THE TASK ▸ Transcribe the records that follow exactly. Skip the pictures.

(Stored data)
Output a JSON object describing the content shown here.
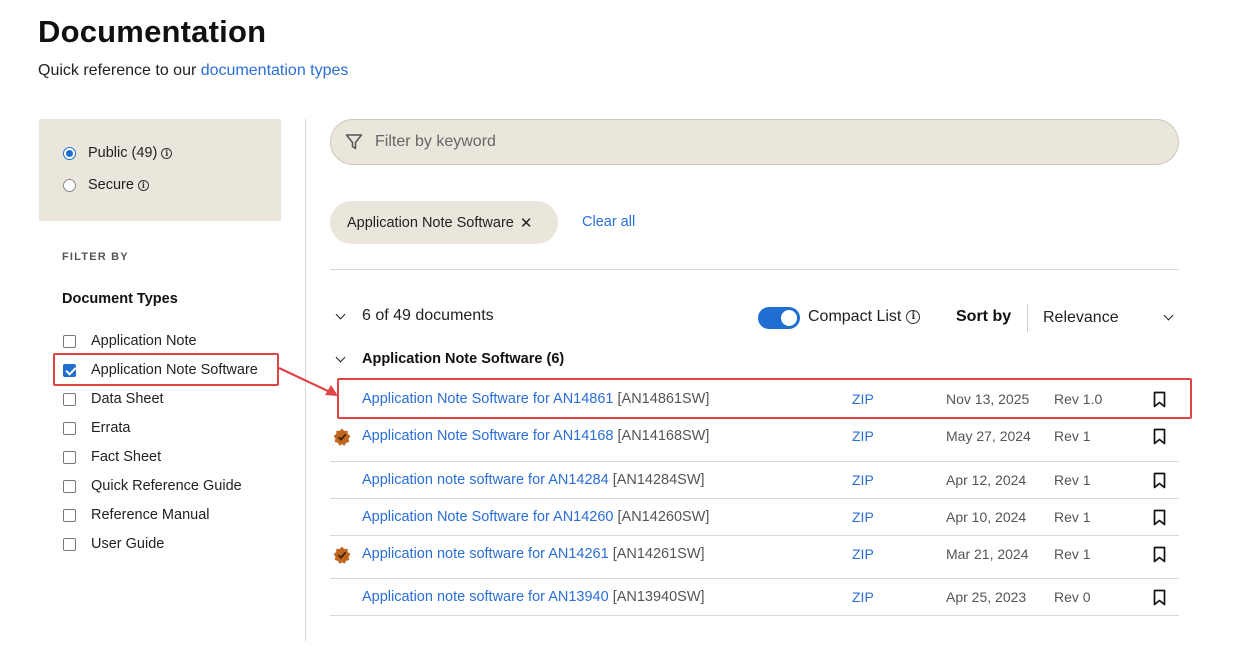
{
  "header": {
    "title": "Documentation",
    "subtitle_prefix": "Quick reference to our ",
    "subtitle_link": "documentation types"
  },
  "access": {
    "options": [
      {
        "label": "Public (49)",
        "checked": true
      },
      {
        "label": "Secure",
        "checked": false
      }
    ]
  },
  "sidebar": {
    "filter_by_label": "FILTER BY",
    "doc_types_heading": "Document Types",
    "doc_types": [
      {
        "label": "Application Note",
        "checked": false
      },
      {
        "label": "Application Note Software",
        "checked": true
      },
      {
        "label": "Data Sheet",
        "checked": false
      },
      {
        "label": "Errata",
        "checked": false
      },
      {
        "label": "Fact Sheet",
        "checked": false
      },
      {
        "label": "Quick Reference Guide",
        "checked": false
      },
      {
        "label": "Reference Manual",
        "checked": false
      },
      {
        "label": "User Guide",
        "checked": false
      }
    ]
  },
  "search": {
    "placeholder": "Filter by keyword"
  },
  "active_filters": {
    "chip_label": "Application Note Software",
    "clear_all_label": "Clear all"
  },
  "results": {
    "count_text": "6 of 49 documents",
    "compact_list_label": "Compact List",
    "compact_list_on": true,
    "sort_label": "Sort by",
    "sort_value": "Relevance",
    "group_label": "Application Note Software (6)",
    "rows": [
      {
        "title": "Application Note Software for AN14861",
        "code": "[AN14861SW]",
        "format": "ZIP",
        "date": "Nov 13, 2025",
        "rev": "Rev 1.0",
        "badge": false
      },
      {
        "title": "Application Note Software for AN14168",
        "code": "[AN14168SW]",
        "format": "ZIP",
        "date": "May 27, 2024",
        "rev": "Rev 1",
        "badge": true
      },
      {
        "title": "Application note software for AN14284",
        "code": "[AN14284SW]",
        "format": "ZIP",
        "date": "Apr 12, 2024",
        "rev": "Rev 1",
        "badge": false
      },
      {
        "title": "Application Note Software for AN14260",
        "code": "[AN14260SW]",
        "format": "ZIP",
        "date": "Apr 10, 2024",
        "rev": "Rev 1",
        "badge": false
      },
      {
        "title": "Application note software for AN14261",
        "code": "[AN14261SW]",
        "format": "ZIP",
        "date": "Mar 21, 2024",
        "rev": "Rev 1",
        "badge": true
      },
      {
        "title": "Application note software for AN13940",
        "code": "[AN13940SW]",
        "format": "ZIP",
        "date": "Apr 25, 2023",
        "rev": "Rev 0",
        "badge": false
      }
    ]
  },
  "colors": {
    "accent": "#1f6fd0",
    "link": "#2a6fd6",
    "panel": "#ebe6dc",
    "highlight": "#e04545",
    "badge": "#c0661f"
  }
}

EXERCISE SOLUTION ▸
Output a JSON object describing the content shown here.
{
  "header": {
    "title": "Documentation",
    "subtitle_prefix": "Quick reference to our ",
    "subtitle_link": "documentation types"
  },
  "access": {
    "options": [
      {
        "label": "Public (49)",
        "checked": true
      },
      {
        "label": "Secure",
        "checked": false
      }
    ]
  },
  "sidebar": {
    "filter_by_label": "FILTER BY",
    "doc_types_heading": "Document Types",
    "doc_types": [
      {
        "label": "Application Note",
        "checked": false
      },
      {
        "label": "Application Note Software",
        "checked": true
      },
      {
        "label": "Data Sheet",
        "checked": false
      },
      {
        "label": "Errata",
        "checked": false
      },
      {
        "label": "Fact Sheet",
        "checked": false
      },
      {
        "label": "Quick Reference Guide",
        "checked": false
      },
      {
        "label": "Reference Manual",
        "checked": false
      },
      {
        "label": "User Guide",
        "checked": false
      }
    ]
  },
  "search": {
    "placeholder": "Filter by keyword"
  },
  "active_filters": {
    "chip_label": "Application Note Software",
    "clear_all_label": "Clear all"
  },
  "results": {
    "count_text": "6 of 49 documents",
    "compact_list_label": "Compact List",
    "compact_list_on": true,
    "sort_label": "Sort by",
    "sort_value": "Relevance",
    "group_label": "Application Note Software (6)",
    "rows": [
      {
        "title": "Application Note Software for AN14861",
        "code": "[AN14861SW]",
        "format": "ZIP",
        "date": "Nov 13, 2025",
        "rev": "Rev 1.0",
        "badge": false
      },
      {
        "title": "Application Note Software for AN14168",
        "code": "[AN14168SW]",
        "format": "ZIP",
        "date": "May 27, 2024",
        "rev": "Rev 1",
        "badge": true
      },
      {
        "title": "Application note software for AN14284",
        "code": "[AN14284SW]",
        "format": "ZIP",
        "date": "Apr 12, 2024",
        "rev": "Rev 1",
        "badge": false
      },
      {
        "title": "Application Note Software for AN14260",
        "code": "[AN14260SW]",
        "format": "ZIP",
        "date": "Apr 10, 2024",
        "rev": "Rev 1",
        "badge": false
      },
      {
        "title": "Application note software for AN14261",
        "code": "[AN14261SW]",
        "format": "ZIP",
        "date": "Mar 21, 2024",
        "rev": "Rev 1",
        "badge": true
      },
      {
        "title": "Application note software for AN13940",
        "code": "[AN13940SW]",
        "format": "ZIP",
        "date": "Apr 25, 2023",
        "rev": "Rev 0",
        "badge": false
      }
    ]
  },
  "colors": {
    "accent": "#1f6fd0",
    "link": "#2a6fd6",
    "panel": "#ebe6dc",
    "highlight": "#e04545",
    "badge": "#c0661f"
  }
}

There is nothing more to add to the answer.